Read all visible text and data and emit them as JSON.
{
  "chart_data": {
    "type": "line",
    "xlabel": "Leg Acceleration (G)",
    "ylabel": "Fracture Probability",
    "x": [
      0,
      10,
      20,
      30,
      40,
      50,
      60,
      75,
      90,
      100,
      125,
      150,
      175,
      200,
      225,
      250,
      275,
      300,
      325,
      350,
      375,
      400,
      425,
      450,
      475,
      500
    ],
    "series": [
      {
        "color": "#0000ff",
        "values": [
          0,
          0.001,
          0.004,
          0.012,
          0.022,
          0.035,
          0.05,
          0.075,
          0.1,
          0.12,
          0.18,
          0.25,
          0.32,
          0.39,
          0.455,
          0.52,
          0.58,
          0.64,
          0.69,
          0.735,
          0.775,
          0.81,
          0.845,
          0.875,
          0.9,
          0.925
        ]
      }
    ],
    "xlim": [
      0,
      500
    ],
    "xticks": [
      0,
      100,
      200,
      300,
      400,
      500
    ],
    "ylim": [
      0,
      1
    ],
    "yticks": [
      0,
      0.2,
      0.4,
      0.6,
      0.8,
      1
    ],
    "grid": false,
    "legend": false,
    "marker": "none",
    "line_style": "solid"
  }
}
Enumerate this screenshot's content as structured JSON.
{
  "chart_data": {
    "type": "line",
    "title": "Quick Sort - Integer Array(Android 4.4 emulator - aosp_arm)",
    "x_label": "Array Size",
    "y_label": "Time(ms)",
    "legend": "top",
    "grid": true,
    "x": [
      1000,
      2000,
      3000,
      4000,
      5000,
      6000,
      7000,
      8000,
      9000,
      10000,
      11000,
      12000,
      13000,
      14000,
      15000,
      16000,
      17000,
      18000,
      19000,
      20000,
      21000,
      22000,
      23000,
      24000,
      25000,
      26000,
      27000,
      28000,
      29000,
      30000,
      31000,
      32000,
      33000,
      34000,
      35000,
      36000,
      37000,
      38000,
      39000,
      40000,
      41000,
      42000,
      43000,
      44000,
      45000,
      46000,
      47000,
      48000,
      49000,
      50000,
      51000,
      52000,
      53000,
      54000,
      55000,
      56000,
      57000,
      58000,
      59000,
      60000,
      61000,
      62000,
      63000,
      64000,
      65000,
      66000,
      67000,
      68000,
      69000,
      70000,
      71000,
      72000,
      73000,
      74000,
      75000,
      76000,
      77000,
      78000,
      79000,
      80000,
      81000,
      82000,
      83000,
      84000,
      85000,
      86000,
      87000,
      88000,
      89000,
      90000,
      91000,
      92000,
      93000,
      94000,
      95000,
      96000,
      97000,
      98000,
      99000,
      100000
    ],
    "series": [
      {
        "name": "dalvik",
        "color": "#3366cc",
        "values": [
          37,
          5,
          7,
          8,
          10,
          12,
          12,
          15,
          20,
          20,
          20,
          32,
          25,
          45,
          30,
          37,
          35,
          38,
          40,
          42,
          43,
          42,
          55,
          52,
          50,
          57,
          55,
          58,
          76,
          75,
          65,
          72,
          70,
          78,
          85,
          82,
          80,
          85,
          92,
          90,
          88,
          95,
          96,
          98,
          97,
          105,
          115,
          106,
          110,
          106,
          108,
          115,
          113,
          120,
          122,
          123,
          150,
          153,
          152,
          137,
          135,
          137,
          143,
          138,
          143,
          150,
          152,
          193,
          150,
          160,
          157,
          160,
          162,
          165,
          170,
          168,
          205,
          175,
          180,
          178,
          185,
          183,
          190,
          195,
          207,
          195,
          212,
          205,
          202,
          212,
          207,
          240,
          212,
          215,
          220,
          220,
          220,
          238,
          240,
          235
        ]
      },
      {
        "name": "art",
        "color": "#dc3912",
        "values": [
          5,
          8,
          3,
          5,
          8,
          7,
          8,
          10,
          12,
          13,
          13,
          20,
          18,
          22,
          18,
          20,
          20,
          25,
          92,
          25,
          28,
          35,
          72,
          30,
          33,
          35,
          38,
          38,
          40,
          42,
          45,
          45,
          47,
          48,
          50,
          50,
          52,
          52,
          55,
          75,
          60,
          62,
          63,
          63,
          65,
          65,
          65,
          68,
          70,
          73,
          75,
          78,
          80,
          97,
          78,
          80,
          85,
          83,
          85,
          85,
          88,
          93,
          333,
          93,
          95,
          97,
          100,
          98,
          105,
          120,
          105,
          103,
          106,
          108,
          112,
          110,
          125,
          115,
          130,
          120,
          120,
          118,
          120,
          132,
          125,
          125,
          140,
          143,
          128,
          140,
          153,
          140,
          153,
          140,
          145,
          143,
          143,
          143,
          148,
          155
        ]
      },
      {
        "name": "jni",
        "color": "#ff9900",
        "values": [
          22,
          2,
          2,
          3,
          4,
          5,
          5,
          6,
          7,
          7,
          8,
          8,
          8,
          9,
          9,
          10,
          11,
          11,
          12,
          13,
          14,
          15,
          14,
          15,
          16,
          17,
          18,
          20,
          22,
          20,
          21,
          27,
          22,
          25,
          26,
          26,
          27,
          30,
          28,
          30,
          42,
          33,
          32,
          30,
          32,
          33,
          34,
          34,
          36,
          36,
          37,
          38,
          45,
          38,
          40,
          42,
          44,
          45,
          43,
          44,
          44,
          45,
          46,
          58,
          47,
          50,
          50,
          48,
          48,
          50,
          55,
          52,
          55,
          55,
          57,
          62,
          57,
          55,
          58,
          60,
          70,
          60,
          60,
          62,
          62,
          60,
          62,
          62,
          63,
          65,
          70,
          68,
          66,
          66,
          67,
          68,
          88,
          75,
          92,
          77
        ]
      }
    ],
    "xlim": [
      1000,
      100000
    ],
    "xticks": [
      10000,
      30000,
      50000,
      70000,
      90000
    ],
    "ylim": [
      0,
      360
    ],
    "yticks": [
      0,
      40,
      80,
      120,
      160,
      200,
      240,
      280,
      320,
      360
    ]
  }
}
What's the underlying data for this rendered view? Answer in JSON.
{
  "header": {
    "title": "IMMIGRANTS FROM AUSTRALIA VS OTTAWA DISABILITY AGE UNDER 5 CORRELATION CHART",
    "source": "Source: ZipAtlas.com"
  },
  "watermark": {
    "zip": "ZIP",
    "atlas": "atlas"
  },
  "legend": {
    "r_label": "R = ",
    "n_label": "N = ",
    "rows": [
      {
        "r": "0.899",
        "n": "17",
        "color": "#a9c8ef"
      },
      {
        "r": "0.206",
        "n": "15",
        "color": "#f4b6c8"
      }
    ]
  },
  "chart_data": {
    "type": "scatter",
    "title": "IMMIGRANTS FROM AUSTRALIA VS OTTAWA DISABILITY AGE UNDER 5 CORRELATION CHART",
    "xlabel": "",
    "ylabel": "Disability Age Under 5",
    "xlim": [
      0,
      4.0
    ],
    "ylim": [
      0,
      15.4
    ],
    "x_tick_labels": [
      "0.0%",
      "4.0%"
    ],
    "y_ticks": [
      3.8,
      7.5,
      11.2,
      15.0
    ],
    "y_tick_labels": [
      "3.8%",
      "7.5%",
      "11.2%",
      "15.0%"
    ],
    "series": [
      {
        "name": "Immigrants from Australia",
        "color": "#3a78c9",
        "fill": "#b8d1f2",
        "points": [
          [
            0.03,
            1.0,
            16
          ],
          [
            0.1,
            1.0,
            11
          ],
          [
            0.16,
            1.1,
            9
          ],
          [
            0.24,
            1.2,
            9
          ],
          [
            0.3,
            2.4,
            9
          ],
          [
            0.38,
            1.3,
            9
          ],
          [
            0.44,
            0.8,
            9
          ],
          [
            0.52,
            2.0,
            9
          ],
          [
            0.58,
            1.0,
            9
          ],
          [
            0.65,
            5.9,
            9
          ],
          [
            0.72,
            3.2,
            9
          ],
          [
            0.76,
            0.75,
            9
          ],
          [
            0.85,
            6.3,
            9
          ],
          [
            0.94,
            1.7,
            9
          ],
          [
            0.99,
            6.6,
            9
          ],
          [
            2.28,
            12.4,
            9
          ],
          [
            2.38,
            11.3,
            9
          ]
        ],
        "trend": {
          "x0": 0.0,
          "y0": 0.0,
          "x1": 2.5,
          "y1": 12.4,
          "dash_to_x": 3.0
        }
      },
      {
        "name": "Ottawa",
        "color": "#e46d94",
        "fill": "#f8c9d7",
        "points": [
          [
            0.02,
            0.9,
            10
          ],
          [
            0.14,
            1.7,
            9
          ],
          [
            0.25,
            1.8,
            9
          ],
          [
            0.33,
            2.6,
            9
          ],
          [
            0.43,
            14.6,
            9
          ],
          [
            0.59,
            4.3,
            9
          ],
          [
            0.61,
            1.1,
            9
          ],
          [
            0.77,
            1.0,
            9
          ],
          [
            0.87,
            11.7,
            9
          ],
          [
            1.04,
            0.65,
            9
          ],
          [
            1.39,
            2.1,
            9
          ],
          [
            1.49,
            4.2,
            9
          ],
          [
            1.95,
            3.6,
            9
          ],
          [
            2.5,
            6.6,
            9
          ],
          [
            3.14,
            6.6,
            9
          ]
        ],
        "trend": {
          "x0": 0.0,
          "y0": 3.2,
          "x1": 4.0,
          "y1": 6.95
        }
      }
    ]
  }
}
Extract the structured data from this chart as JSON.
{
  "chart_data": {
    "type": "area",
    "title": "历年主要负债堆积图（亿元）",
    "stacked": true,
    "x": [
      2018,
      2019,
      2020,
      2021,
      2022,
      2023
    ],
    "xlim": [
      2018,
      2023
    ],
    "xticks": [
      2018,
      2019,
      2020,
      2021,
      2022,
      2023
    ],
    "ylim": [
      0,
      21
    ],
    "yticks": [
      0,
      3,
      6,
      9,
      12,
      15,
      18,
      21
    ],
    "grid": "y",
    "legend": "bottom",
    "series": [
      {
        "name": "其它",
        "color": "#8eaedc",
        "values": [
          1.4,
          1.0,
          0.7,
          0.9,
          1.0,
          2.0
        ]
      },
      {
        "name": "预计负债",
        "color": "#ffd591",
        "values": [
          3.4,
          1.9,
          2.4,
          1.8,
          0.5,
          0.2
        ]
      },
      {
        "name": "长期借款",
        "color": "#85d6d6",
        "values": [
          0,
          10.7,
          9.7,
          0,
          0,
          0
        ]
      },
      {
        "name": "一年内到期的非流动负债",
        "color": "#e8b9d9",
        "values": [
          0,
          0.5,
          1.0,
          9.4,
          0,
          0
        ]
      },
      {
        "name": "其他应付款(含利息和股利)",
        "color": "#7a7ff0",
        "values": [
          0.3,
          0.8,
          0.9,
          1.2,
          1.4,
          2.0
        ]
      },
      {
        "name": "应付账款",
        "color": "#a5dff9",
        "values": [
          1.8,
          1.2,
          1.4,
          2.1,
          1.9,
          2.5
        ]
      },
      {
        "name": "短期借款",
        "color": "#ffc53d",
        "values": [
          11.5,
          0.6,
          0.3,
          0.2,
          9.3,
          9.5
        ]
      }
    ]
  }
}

▬▬▬▬▬▬▬▬▬▬

### Task to complete
Review the material and copy each line in which the word "JSON" appears.

### Response below
Read all visible text and data and emit them as JSON.
Enumerate this screenshot's content as structured JSON.
What's the underlying data for this rendered view? Answer in JSON.
Extract the structured data from this chart as JSON.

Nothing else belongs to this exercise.